Some records:
● ● ● ● ● ● ●
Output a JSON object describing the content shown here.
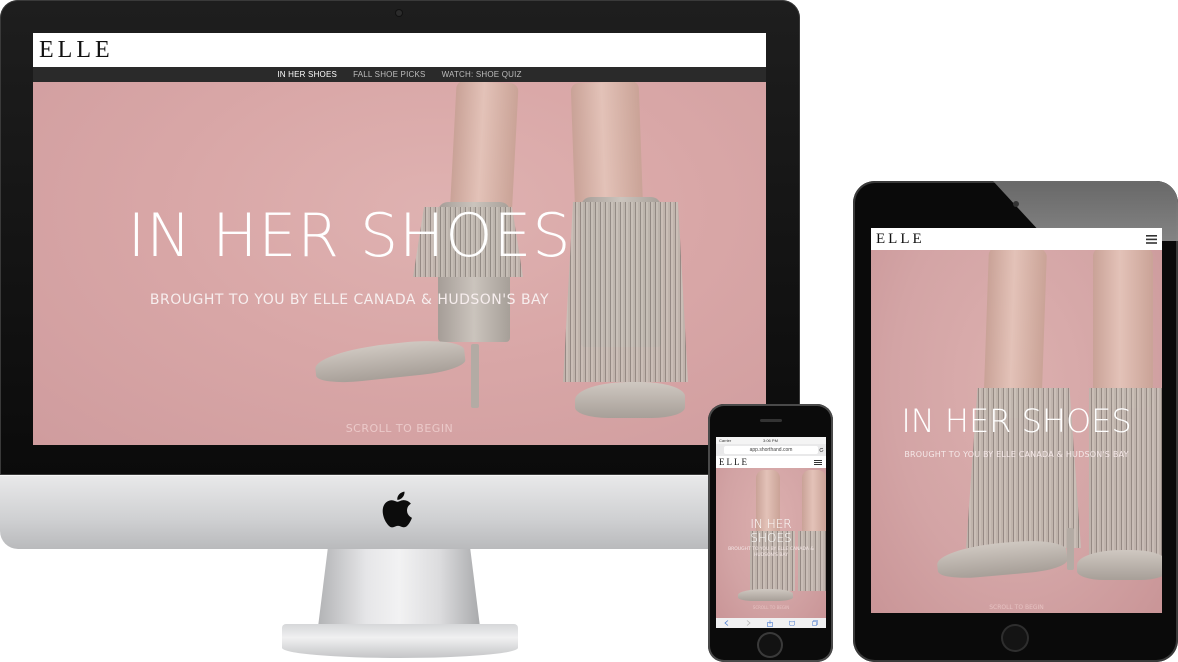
{
  "desktop": {
    "logo": "ELLE",
    "nav_items": [
      "IN HER SHOES",
      "FALL SHOE PICKS",
      "WATCH: SHOE QUIZ"
    ],
    "hero_title": "IN HER SHOES",
    "hero_subtitle": "BROUGHT TO YOU BY ELLE CANADA & HUDSON'S BAY",
    "scroll_prompt": "SCROLL TO BEGIN"
  },
  "tablet": {
    "logo": "ELLE",
    "hero_title": "IN HER SHOES",
    "hero_subtitle": "BROUGHT TO YOU BY ELLE CANADA & HUDSON'S BAY",
    "scroll_prompt": "SCROLL TO BEGIN"
  },
  "phone": {
    "status_carrier": "Carrier",
    "status_time": "3:06 PM",
    "address_bar": "app.shorthand.com",
    "logo": "ELLE",
    "hero_title_line1": "IN HER",
    "hero_title_line2": "SHOES",
    "hero_subtitle": "BROUGHT TO YOU BY ELLE CANADA & HUDSON'S BAY",
    "scroll_prompt": "SCROLL TO BEGIN"
  },
  "colors": {
    "hero_pink": "#d9a7a7",
    "nav_bg": "#2a2a2a",
    "device_black": "#0a0a0a",
    "aluminum": "#d0d1d3"
  },
  "icons": [
    "apple-logo-icon",
    "hamburger-menu-icon",
    "reload-icon",
    "back-arrow-icon",
    "forward-arrow-icon",
    "share-icon",
    "bookmarks-icon",
    "tabs-icon"
  ]
}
● ● ● ● ● ● ●
> Your goal
Generate a word-for-word copy of the preceding records, excluding all pictures.

> Solution to this problem
Output a JSON object describing the content shown here.
{
  "desktop": {
    "logo": "ELLE",
    "nav_items": [
      "IN HER SHOES",
      "FALL SHOE PICKS",
      "WATCH: SHOE QUIZ"
    ],
    "hero_title": "IN HER SHOES",
    "hero_subtitle": "BROUGHT TO YOU BY ELLE CANADA & HUDSON'S BAY",
    "scroll_prompt": "SCROLL TO BEGIN"
  },
  "tablet": {
    "logo": "ELLE",
    "hero_title": "IN HER SHOES",
    "hero_subtitle": "BROUGHT TO YOU BY ELLE CANADA & HUDSON'S BAY",
    "scroll_prompt": "SCROLL TO BEGIN"
  },
  "phone": {
    "status_carrier": "Carrier",
    "status_time": "3:06 PM",
    "address_bar": "app.shorthand.com",
    "logo": "ELLE",
    "hero_title_line1": "IN HER",
    "hero_title_line2": "SHOES",
    "hero_subtitle": "BROUGHT TO YOU BY ELLE CANADA & HUDSON'S BAY",
    "scroll_prompt": "SCROLL TO BEGIN"
  },
  "colors": {
    "hero_pink": "#d9a7a7",
    "nav_bg": "#2a2a2a",
    "device_black": "#0a0a0a",
    "aluminum": "#d0d1d3"
  },
  "icons": [
    "apple-logo-icon",
    "hamburger-menu-icon",
    "reload-icon",
    "back-arrow-icon",
    "forward-arrow-icon",
    "share-icon",
    "bookmarks-icon",
    "tabs-icon"
  ]
}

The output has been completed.